** Work to be completed **
Look below and pull out each line with the word "Gefum".
==== Data shown ====
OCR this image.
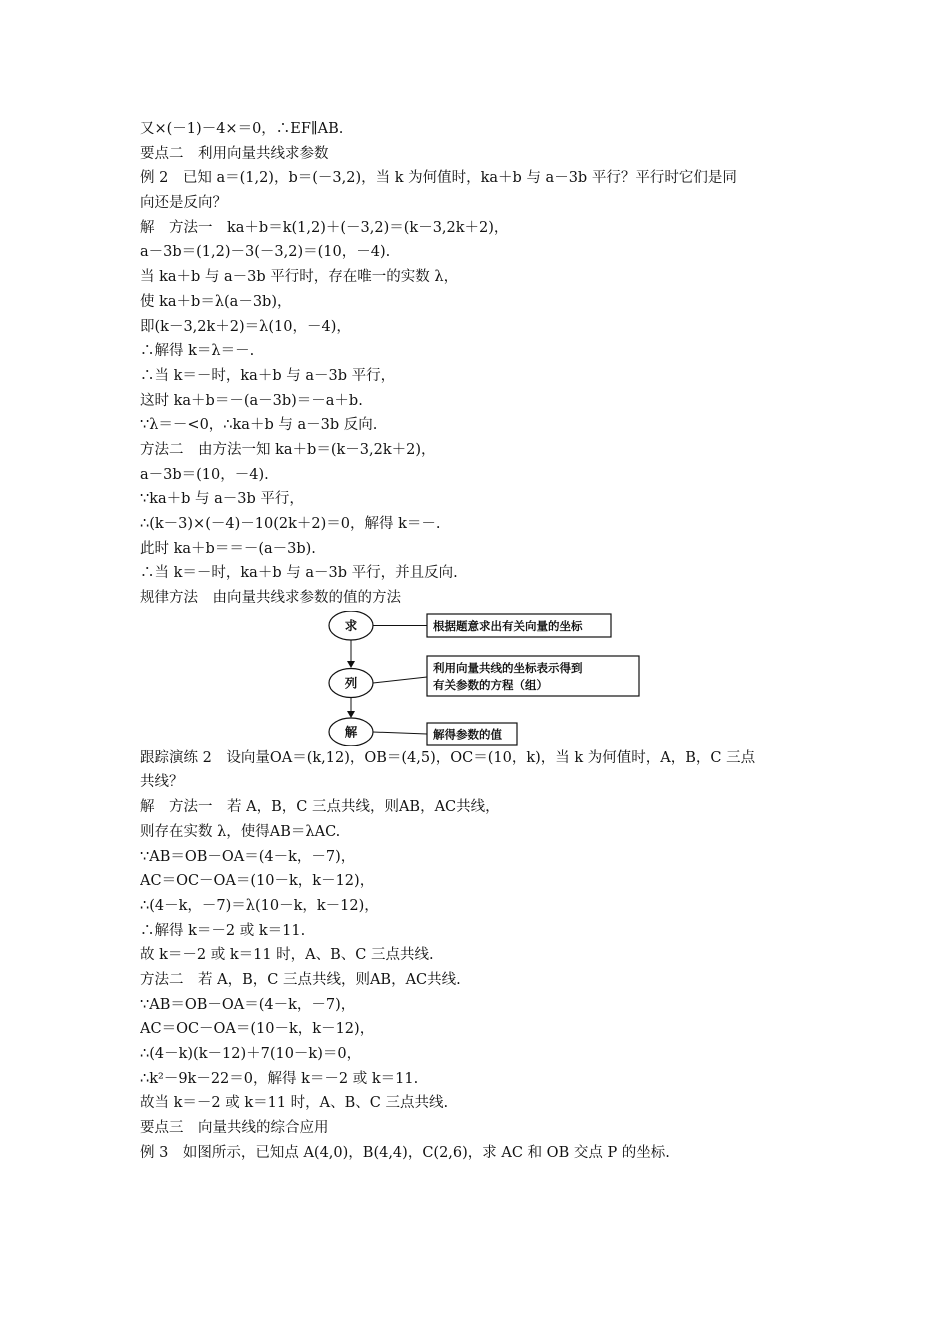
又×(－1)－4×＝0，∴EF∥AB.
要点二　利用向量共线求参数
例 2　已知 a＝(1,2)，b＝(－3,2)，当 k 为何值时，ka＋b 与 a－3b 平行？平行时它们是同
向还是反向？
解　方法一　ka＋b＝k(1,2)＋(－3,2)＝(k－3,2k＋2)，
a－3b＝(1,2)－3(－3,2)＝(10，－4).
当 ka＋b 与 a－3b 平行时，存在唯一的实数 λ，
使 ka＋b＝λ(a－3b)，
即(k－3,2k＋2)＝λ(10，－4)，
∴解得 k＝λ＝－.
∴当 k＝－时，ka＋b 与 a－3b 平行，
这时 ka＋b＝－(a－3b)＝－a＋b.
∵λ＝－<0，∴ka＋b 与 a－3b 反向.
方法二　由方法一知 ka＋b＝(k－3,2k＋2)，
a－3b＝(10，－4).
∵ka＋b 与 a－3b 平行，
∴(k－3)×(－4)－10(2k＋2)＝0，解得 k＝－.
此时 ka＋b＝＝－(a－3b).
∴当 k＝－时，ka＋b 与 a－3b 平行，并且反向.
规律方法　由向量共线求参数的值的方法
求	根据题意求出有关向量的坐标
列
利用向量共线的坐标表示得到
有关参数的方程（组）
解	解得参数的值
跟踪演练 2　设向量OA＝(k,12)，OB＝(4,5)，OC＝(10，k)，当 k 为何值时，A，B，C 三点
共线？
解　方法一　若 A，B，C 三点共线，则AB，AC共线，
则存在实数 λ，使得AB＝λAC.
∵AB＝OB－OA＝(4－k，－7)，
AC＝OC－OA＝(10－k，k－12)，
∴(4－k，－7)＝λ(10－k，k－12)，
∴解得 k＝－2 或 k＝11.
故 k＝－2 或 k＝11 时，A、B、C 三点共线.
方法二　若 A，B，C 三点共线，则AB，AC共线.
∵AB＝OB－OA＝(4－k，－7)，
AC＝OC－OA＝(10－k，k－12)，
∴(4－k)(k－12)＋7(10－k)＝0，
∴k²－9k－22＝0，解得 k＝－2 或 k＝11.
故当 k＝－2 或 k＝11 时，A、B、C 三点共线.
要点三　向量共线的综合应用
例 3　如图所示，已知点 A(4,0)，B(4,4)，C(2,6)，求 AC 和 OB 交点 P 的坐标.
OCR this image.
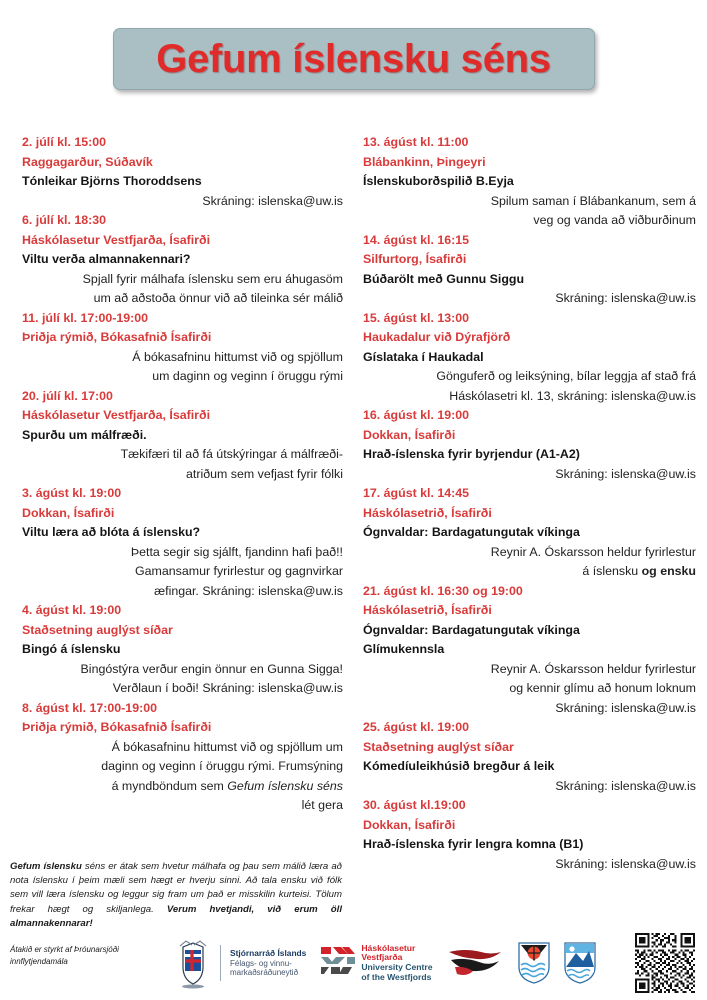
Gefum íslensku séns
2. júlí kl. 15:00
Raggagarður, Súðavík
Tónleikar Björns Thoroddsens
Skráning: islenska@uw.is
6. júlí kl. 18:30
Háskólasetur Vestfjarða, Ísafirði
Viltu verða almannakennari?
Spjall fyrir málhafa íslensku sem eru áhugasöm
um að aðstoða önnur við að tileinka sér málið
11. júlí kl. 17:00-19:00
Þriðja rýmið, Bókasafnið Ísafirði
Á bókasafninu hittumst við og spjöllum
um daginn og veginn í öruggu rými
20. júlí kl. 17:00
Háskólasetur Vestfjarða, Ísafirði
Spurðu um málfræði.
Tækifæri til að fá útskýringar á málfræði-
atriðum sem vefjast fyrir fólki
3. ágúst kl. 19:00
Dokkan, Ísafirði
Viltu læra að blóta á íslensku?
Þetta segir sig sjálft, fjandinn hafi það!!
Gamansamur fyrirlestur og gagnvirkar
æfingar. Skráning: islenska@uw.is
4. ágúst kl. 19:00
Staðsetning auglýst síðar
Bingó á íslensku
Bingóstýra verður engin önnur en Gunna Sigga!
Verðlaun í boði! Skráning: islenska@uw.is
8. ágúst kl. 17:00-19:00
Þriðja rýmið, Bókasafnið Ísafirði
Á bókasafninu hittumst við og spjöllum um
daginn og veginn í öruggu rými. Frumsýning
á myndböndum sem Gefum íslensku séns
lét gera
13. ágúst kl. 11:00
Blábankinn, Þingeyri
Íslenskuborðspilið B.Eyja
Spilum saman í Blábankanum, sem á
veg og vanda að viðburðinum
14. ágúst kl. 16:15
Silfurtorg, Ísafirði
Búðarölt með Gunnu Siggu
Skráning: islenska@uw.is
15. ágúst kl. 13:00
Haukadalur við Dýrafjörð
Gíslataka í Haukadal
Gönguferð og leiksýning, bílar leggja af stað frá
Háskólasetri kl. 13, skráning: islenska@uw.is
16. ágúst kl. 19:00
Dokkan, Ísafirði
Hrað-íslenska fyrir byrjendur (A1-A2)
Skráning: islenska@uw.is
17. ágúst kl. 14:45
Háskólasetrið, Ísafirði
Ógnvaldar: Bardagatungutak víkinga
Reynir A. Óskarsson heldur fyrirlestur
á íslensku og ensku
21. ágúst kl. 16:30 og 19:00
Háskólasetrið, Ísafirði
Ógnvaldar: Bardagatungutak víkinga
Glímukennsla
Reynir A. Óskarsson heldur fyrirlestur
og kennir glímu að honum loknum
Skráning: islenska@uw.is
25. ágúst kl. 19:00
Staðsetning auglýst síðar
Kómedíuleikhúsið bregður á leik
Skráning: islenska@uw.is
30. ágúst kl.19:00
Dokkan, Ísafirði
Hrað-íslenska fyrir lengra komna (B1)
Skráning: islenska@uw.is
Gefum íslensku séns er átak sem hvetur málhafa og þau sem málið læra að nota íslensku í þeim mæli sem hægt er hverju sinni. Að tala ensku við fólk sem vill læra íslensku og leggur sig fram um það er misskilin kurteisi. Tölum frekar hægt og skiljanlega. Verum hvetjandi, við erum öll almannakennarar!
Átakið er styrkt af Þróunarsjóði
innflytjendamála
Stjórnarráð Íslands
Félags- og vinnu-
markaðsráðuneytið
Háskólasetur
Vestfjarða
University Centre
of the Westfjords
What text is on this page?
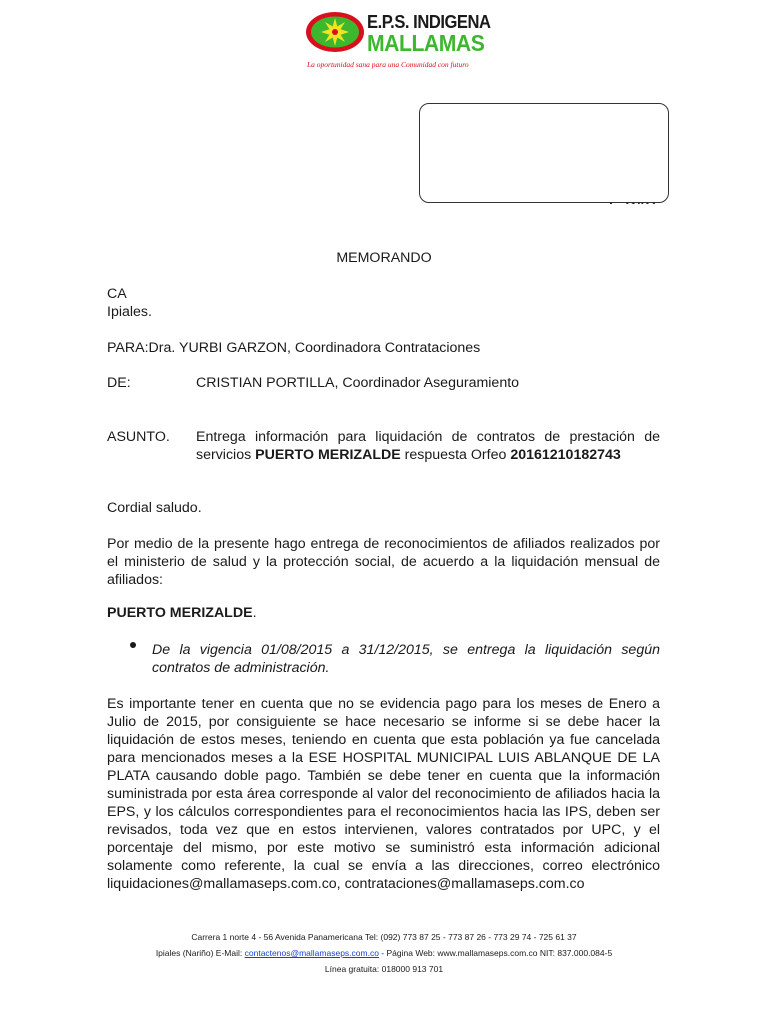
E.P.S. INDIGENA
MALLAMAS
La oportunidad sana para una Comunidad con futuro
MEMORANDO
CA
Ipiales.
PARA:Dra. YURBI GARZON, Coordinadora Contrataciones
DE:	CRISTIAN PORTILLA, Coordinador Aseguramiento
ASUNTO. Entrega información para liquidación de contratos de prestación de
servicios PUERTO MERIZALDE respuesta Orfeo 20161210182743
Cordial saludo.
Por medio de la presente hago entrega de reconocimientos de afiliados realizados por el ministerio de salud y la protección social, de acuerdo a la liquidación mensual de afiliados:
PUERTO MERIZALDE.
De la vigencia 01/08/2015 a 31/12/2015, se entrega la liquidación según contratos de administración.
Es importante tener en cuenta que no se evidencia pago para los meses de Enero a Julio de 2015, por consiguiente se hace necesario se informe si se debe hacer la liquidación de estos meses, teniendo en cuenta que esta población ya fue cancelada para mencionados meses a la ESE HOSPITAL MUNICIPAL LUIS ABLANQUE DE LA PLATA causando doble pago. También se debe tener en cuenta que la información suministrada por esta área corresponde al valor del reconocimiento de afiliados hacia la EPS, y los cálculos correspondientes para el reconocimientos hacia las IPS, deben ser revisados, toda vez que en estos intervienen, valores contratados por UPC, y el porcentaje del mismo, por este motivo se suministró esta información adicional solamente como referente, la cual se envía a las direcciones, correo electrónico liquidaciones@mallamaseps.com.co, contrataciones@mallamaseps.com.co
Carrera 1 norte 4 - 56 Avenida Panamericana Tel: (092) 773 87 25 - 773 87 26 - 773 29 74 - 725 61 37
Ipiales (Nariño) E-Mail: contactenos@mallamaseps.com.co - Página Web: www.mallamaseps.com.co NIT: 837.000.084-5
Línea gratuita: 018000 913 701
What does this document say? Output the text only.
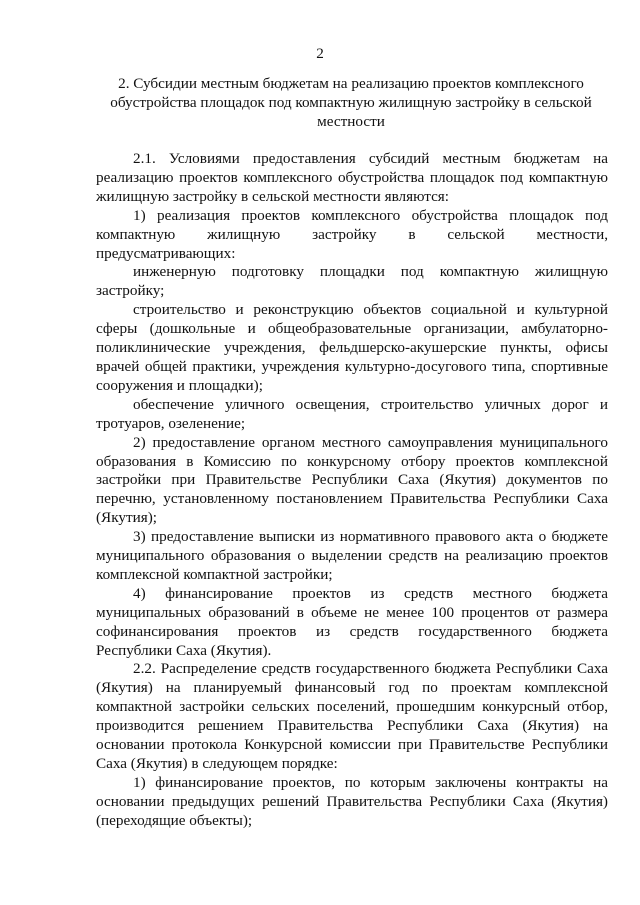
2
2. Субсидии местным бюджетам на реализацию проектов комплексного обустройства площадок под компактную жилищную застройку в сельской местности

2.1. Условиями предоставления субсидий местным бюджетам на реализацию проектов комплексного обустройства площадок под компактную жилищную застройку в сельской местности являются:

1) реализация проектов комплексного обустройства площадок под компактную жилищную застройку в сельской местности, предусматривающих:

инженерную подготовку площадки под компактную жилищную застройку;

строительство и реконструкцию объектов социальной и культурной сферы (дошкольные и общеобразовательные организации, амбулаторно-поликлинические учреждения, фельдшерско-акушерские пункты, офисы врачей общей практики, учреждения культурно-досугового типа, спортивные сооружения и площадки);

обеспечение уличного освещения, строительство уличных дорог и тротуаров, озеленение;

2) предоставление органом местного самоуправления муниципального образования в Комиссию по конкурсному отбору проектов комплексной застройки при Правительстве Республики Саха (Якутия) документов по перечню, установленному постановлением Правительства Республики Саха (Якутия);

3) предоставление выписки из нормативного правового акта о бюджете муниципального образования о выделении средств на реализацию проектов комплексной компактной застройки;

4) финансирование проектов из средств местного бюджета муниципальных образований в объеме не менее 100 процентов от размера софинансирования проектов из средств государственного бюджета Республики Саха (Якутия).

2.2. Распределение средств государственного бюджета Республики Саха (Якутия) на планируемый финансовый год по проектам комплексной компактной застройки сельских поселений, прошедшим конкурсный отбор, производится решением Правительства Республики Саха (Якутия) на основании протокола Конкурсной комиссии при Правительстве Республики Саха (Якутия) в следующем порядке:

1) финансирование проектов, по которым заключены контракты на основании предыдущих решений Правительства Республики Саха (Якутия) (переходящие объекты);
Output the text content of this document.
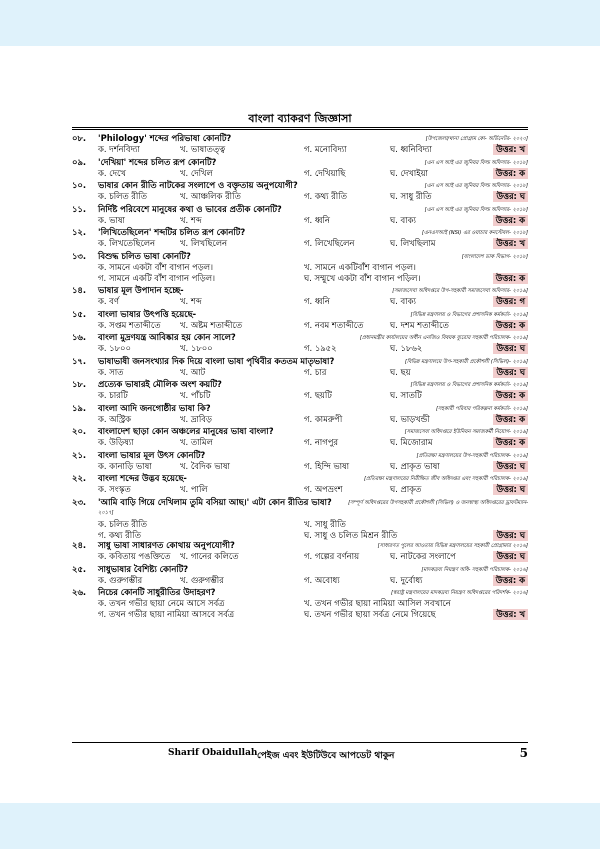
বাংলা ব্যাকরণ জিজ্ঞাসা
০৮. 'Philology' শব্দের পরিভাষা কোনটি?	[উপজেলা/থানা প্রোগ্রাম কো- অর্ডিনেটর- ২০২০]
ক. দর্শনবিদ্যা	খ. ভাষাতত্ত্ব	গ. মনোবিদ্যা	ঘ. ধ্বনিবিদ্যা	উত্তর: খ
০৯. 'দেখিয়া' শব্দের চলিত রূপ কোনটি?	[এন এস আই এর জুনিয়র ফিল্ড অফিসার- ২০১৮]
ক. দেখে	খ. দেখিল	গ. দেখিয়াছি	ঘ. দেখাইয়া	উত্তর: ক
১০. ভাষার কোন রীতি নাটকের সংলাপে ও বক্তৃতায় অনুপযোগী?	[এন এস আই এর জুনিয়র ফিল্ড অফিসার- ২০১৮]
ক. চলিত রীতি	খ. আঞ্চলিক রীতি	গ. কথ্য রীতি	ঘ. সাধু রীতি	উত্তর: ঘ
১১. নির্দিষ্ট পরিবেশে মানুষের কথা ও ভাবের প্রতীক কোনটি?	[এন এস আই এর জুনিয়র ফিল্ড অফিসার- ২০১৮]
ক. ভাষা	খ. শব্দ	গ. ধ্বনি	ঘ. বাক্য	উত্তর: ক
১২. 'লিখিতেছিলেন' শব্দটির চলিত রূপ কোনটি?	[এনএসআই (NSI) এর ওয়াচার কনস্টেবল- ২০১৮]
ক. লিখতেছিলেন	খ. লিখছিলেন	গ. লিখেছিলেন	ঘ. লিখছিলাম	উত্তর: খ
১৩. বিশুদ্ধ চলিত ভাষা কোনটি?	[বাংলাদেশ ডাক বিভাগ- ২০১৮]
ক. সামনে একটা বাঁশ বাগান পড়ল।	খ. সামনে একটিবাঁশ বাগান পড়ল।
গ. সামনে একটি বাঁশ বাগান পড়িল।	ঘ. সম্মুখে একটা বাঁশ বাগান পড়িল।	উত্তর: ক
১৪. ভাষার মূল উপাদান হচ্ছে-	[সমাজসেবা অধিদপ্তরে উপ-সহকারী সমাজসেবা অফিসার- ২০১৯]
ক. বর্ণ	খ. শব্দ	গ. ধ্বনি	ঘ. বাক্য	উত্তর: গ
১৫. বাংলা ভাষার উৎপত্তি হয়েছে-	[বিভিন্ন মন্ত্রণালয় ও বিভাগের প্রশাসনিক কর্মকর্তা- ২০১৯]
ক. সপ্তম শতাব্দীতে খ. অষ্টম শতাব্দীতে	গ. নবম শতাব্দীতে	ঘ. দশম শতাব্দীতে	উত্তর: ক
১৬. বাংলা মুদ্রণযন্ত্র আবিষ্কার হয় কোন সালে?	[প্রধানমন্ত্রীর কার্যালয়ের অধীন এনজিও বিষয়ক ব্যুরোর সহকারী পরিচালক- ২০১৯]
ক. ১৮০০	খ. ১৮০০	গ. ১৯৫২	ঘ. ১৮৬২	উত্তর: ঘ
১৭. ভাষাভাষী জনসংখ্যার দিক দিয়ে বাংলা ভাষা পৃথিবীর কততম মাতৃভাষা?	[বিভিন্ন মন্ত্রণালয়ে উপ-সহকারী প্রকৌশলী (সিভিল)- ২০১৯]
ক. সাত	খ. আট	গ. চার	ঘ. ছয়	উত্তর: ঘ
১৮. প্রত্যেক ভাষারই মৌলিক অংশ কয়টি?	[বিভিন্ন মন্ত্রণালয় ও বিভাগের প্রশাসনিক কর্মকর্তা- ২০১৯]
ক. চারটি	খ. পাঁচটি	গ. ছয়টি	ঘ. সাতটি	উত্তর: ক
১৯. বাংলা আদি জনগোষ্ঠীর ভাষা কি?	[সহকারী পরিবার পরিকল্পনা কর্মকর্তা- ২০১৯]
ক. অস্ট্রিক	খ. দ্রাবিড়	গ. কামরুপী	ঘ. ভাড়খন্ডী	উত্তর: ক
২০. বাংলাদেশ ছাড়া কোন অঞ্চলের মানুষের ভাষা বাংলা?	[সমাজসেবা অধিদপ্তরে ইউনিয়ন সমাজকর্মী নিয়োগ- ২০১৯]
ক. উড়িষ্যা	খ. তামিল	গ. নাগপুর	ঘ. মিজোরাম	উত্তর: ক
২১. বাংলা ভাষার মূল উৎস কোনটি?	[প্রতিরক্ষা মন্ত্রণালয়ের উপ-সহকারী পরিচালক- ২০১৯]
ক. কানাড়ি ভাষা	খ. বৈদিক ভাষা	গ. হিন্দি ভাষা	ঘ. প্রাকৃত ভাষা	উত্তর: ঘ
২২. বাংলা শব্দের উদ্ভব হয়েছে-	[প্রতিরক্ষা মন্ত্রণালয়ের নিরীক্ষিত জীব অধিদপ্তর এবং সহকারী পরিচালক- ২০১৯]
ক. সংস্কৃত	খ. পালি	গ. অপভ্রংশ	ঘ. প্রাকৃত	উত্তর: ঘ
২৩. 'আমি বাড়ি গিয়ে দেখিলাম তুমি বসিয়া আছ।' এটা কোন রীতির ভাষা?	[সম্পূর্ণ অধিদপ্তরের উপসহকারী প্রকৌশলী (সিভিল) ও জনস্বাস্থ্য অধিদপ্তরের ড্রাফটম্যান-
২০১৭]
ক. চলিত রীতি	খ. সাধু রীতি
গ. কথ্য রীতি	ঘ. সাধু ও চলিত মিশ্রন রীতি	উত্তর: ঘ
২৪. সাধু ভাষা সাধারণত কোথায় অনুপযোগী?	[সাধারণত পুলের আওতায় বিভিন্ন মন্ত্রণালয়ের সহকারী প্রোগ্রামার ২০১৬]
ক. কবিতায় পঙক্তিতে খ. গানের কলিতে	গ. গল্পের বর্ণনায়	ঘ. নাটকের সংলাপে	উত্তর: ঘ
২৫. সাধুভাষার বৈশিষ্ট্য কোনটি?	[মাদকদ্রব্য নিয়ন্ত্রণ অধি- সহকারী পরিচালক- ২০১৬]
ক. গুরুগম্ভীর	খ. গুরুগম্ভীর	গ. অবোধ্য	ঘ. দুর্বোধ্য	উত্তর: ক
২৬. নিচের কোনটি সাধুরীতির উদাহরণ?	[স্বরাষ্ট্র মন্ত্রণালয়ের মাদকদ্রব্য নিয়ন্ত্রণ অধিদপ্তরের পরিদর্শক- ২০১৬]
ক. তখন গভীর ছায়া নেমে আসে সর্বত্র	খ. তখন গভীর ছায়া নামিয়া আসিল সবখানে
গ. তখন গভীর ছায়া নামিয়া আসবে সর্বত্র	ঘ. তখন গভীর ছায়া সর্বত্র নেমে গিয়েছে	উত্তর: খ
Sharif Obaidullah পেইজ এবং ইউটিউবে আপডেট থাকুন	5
====
** Written response **
Gefum íslensku séns
á myndböndum sem Gefum íslensku séns
Gefum íslensku séns er átak sem hvetur málhafa og þau sem málið læra að nota íslensku í þeim mæli sem hægt er hverju sinni. Að tala ensku við fólk sem vill læra íslensku og leggur sig fram um það er misskilin kurteisi. Tölum frekar hægt og skiljanlega. Verum hvetjandi, við erum öll almannakennarar!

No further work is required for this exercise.